(Dataset items)
-.-.-
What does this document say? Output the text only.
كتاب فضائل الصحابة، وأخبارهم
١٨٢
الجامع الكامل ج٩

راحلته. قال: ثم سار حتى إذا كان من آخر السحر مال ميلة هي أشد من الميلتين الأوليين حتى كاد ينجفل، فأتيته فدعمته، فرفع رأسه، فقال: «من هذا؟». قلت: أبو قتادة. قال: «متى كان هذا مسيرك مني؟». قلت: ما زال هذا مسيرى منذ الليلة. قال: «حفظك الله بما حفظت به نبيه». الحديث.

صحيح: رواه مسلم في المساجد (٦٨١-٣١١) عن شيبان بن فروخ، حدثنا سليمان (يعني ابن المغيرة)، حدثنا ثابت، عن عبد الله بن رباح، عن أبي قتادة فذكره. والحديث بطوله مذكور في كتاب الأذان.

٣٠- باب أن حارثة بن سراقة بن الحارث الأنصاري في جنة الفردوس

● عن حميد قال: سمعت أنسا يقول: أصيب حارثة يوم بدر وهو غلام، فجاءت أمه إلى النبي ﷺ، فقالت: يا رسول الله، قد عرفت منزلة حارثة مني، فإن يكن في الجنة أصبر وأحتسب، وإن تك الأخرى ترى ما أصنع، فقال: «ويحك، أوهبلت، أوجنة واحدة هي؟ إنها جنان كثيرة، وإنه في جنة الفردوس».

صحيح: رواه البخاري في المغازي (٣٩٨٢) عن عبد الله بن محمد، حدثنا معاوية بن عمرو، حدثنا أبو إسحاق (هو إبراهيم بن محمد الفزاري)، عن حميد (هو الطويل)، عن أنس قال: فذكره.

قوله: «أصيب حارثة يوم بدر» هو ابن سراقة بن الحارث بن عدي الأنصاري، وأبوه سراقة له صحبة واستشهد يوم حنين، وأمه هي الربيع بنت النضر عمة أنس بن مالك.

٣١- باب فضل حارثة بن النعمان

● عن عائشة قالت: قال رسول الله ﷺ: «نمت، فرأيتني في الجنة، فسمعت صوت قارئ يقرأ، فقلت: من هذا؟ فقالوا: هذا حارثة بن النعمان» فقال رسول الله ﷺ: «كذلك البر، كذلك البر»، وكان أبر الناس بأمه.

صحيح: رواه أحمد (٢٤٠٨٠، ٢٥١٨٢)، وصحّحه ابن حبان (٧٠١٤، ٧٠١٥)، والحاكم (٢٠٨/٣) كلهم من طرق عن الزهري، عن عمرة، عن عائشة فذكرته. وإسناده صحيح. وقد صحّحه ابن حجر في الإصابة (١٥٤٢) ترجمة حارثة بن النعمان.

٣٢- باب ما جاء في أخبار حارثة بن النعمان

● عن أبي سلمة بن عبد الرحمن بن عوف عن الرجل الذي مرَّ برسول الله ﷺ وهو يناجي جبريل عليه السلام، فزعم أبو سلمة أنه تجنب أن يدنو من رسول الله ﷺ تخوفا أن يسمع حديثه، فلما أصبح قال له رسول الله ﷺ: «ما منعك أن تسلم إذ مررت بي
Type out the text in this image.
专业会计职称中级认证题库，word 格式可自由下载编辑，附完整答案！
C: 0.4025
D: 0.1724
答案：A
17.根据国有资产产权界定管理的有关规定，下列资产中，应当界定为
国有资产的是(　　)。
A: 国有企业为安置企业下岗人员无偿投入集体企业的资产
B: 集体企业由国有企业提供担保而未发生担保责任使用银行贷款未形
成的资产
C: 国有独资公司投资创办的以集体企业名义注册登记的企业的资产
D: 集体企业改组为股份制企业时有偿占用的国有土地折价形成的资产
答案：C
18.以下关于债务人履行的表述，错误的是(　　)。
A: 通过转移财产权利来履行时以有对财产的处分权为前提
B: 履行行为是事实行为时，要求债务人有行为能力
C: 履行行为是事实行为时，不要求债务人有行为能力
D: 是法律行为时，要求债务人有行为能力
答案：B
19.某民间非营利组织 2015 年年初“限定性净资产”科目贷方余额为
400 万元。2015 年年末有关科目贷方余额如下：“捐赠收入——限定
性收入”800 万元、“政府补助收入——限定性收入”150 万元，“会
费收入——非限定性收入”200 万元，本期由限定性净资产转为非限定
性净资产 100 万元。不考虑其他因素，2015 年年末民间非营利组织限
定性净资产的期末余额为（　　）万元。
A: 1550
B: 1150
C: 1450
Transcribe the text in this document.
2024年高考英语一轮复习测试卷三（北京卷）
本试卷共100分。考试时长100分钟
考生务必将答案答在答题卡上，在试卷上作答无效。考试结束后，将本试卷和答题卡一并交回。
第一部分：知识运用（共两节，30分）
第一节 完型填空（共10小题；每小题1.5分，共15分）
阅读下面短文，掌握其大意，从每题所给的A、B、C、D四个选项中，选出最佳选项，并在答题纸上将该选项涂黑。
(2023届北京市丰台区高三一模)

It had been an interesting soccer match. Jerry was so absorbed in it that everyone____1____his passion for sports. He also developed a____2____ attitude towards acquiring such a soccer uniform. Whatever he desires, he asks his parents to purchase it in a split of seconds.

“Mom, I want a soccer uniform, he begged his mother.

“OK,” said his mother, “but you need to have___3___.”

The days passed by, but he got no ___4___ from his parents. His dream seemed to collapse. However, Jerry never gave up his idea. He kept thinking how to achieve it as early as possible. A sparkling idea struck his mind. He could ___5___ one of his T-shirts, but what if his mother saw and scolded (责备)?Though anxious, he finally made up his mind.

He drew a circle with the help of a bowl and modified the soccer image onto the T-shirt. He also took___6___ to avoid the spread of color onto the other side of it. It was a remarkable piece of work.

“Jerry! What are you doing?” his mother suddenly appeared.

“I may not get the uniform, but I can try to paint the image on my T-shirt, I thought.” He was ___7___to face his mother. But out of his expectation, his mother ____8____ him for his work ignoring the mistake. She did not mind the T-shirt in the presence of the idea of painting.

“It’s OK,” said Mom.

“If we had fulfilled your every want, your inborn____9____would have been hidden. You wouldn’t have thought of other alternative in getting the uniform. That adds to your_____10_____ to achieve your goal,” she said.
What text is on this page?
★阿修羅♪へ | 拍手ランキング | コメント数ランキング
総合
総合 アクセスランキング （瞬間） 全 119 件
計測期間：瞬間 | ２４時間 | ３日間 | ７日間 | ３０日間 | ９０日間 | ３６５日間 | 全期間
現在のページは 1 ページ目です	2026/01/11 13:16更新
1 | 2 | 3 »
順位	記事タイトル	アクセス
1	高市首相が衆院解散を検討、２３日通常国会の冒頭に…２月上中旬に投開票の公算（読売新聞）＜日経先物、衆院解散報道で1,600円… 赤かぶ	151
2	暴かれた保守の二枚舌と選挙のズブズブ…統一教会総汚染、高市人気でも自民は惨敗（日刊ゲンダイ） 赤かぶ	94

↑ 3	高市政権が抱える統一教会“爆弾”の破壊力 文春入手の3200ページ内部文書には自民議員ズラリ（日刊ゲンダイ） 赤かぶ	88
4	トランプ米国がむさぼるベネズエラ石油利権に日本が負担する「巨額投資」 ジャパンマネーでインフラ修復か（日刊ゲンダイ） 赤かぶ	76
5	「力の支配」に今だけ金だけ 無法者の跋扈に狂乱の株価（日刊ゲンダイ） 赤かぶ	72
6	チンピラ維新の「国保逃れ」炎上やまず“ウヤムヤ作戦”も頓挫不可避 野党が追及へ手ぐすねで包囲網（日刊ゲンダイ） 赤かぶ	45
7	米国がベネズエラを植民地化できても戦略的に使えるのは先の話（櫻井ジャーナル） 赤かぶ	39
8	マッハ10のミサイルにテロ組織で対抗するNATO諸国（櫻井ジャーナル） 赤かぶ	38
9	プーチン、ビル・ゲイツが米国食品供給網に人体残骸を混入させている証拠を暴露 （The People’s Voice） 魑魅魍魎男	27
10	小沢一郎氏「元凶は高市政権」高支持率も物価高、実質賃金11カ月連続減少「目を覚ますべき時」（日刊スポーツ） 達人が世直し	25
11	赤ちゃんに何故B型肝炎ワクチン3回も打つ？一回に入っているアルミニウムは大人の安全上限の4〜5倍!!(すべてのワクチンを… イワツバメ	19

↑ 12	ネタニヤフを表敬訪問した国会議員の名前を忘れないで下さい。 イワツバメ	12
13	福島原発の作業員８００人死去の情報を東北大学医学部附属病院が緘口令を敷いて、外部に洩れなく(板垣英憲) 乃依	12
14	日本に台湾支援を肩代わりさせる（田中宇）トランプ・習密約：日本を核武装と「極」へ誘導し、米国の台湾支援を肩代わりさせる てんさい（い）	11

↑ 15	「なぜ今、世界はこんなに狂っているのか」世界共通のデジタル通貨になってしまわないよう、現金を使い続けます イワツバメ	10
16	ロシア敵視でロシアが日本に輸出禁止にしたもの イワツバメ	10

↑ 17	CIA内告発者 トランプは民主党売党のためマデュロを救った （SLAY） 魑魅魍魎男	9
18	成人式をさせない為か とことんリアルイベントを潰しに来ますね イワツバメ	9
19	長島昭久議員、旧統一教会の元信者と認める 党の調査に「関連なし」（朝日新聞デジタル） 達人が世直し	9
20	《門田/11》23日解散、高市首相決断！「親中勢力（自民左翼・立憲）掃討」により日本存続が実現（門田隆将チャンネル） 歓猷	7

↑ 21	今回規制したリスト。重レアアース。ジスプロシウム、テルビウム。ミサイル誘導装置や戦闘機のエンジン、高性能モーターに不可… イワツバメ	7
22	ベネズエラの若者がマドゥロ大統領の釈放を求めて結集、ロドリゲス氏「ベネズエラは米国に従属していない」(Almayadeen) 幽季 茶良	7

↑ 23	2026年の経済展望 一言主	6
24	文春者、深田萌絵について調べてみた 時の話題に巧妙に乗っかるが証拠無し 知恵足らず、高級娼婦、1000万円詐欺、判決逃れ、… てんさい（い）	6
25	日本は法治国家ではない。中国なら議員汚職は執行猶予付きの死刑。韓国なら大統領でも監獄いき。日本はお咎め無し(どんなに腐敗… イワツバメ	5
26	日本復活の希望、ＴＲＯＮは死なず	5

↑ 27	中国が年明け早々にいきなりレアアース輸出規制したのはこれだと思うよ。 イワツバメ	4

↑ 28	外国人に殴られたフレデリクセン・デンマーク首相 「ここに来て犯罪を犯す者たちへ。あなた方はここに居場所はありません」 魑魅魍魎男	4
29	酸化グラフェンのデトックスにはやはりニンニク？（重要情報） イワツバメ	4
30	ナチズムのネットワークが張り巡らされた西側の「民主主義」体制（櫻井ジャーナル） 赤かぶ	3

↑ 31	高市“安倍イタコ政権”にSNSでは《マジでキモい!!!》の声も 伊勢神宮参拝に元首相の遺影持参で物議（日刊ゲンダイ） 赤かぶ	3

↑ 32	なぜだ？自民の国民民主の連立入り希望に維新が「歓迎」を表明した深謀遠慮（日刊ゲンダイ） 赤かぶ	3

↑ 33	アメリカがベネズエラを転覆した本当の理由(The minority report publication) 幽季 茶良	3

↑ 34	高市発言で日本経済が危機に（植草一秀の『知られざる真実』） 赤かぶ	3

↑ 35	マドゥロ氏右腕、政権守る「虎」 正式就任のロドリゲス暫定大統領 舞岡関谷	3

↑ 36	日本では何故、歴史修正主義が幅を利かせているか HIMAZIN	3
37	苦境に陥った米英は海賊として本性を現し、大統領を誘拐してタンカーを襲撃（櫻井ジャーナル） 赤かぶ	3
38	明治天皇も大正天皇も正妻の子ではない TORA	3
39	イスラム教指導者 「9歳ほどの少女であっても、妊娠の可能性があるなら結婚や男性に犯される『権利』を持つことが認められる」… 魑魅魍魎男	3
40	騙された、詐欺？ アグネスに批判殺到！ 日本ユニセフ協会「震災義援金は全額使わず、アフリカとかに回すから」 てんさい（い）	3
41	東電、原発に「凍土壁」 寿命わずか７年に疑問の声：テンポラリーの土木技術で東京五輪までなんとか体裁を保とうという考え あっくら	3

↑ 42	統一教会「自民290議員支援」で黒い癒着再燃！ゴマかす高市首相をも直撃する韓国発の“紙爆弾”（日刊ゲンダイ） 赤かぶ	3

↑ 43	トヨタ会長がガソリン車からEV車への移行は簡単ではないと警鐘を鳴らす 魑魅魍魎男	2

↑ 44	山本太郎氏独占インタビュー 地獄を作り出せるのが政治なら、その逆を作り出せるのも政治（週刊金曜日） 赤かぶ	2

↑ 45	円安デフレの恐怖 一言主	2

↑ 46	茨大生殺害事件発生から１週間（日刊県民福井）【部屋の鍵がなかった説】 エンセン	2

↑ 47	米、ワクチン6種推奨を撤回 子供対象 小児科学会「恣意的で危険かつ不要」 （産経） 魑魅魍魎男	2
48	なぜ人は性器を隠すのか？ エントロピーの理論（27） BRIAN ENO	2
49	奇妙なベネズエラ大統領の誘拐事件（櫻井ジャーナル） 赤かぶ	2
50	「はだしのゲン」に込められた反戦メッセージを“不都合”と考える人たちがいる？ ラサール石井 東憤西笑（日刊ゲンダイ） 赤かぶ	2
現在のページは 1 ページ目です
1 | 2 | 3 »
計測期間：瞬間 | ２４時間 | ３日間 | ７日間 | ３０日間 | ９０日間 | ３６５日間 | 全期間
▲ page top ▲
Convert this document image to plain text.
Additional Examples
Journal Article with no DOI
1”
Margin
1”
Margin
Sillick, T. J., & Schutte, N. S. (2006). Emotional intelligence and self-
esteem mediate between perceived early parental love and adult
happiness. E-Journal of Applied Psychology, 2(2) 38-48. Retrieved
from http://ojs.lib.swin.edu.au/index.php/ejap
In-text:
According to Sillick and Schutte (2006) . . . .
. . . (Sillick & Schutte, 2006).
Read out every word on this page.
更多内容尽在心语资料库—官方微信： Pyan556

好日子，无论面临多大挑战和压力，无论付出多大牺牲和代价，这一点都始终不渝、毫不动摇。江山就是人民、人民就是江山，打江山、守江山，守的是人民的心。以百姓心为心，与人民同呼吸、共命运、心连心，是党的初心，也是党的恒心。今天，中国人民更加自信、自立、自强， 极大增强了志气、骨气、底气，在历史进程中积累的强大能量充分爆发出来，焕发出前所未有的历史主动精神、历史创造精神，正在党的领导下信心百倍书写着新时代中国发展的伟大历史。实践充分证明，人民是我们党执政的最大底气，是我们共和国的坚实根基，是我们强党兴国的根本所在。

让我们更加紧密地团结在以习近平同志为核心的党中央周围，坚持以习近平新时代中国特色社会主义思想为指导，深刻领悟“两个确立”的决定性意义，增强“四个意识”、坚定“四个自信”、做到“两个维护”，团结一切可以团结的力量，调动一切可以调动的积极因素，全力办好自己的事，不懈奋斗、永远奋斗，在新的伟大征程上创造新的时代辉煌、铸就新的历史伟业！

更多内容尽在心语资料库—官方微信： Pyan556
-.-.-
▶ [Work instructions]
Which lines above contain "櫻井ジャーナル"? Show each of them.

▶ [Full output]
7	米国がベネズエラを植民地化できても戦略的に使えるのは先の話（櫻井ジャーナル） 赤かぶ	39
8	マッハ10のミサイルにテロ組織で対抗するNATO諸国（櫻井ジャーナル） 赤かぶ	38
30	ナチズムのネットワークが張り巡らされた西側の「民主主義」体制（櫻井ジャーナル） 赤かぶ	3
37	苦境に陥った米英は海賊として本性を現し、大統領を誘拐してタンカーを襲撃（櫻井ジャーナル） 赤かぶ	3
49	奇妙なベネズエラ大統領の誘拐事件（櫻井ジャーナル） 赤かぶ	2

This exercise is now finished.